OBJECTIVE:
Write out the following lines exactly as they appear, all of them, from first to last.

[Spatial annotation records]
--------------------
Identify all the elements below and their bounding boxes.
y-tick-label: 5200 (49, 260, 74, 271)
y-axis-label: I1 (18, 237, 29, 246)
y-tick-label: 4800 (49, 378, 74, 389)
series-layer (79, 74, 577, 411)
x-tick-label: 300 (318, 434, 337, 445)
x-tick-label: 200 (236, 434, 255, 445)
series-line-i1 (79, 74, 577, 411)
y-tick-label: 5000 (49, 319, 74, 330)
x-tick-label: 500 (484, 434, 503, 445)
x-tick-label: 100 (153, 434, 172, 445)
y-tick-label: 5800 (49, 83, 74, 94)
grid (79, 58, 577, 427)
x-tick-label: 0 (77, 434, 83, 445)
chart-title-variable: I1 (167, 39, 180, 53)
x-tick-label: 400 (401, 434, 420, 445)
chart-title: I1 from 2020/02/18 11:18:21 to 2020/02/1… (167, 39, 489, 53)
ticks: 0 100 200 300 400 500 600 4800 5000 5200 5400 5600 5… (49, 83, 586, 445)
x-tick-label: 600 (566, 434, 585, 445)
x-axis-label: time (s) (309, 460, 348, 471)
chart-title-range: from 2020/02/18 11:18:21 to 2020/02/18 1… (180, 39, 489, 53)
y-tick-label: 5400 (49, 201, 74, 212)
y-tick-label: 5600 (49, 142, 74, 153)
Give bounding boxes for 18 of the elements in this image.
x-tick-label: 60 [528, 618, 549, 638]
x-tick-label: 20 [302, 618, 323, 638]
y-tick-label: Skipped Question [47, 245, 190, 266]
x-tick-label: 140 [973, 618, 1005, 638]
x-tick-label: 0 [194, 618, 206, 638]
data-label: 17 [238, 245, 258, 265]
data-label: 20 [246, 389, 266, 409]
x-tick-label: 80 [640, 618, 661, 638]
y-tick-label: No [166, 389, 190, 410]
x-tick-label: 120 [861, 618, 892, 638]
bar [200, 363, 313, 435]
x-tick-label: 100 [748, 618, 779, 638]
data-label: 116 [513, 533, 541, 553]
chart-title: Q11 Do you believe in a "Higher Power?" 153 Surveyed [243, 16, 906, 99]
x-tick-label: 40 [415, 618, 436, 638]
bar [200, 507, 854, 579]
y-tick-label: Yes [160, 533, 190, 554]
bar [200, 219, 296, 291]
--------------------
ANSWER FOR THIS EXERCISE:
Identify all the elements below and their bounding boxes.
y-tick-label: 5200 (49, 260, 74, 271)
y-axis-label: I1 (18, 237, 29, 246)
y-tick-label: 4800 (49, 378, 74, 389)
series-layer (79, 74, 577, 411)
x-tick-label: 300 (318, 434, 337, 445)
x-tick-label: 200 (236, 434, 255, 445)
series-line-i1 (79, 74, 577, 411)
y-tick-label: 5000 (49, 319, 74, 330)
x-tick-label: 500 (484, 434, 503, 445)
x-tick-label: 100 (153, 434, 172, 445)
y-tick-label: 5800 (49, 83, 74, 94)
grid (79, 58, 577, 427)
x-tick-label: 0 (77, 434, 83, 445)
chart-title-variable: I1 (167, 39, 180, 53)
x-tick-label: 400 (401, 434, 420, 445)
chart-title: I1 from 2020/02/18 11:18:21 to 2020/02/1… (167, 39, 489, 53)
ticks: 0 100 200 300 400 500 600 4800 5000 5200 5400 5600 5… (49, 83, 586, 445)
x-tick-label: 600 (566, 434, 585, 445)
x-axis-label: time (s) (309, 460, 348, 471)
chart-title-range: from 2020/02/18 11:18:21 to 2020/02/18 1… (180, 39, 489, 53)
y-tick-label: 5400 (49, 201, 74, 212)
y-tick-label: 5600 (49, 142, 74, 153)
Give bounding boxes for 18 of the elements in this image.
x-tick-label: 60 [528, 618, 549, 638]
x-tick-label: 20 [302, 618, 323, 638]
y-tick-label: Skipped Question [47, 245, 190, 266]
x-tick-label: 140 [973, 618, 1005, 638]
x-tick-label: 0 [194, 618, 206, 638]
data-label: 17 [238, 245, 258, 265]
data-label: 20 [246, 389, 266, 409]
x-tick-label: 80 [640, 618, 661, 638]
y-tick-label: No [166, 389, 190, 410]
x-tick-label: 120 [861, 618, 892, 638]
bar [200, 363, 313, 435]
x-tick-label: 100 [748, 618, 779, 638]
data-label: 116 [513, 533, 541, 553]
chart-title: Q11 Do you believe in a "Higher Power?" 153 Surveyed [243, 16, 906, 99]
x-tick-label: 40 [415, 618, 436, 638]
bar [200, 507, 854, 579]
y-tick-label: Yes [160, 533, 190, 554]
bar [200, 219, 296, 291]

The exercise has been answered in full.